[Given task] Copy each line that contains the string "icon".
===== Available data =====
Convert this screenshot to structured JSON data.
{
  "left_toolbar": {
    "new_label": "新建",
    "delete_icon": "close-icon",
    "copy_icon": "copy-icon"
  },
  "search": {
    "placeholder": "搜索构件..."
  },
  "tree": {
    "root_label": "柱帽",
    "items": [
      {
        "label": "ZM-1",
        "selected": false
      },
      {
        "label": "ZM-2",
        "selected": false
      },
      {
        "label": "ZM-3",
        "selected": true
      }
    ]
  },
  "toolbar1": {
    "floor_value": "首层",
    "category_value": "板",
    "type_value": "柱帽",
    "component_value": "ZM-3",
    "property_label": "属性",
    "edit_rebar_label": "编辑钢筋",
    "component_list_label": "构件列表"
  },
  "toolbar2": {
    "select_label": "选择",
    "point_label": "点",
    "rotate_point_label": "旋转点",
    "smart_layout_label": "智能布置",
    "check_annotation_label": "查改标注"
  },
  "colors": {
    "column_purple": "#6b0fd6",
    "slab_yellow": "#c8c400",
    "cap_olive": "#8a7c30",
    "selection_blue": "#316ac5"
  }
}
=====
[Solved exercise]
    "delete_icon": "close-icon",
    "copy_icon": "copy-icon"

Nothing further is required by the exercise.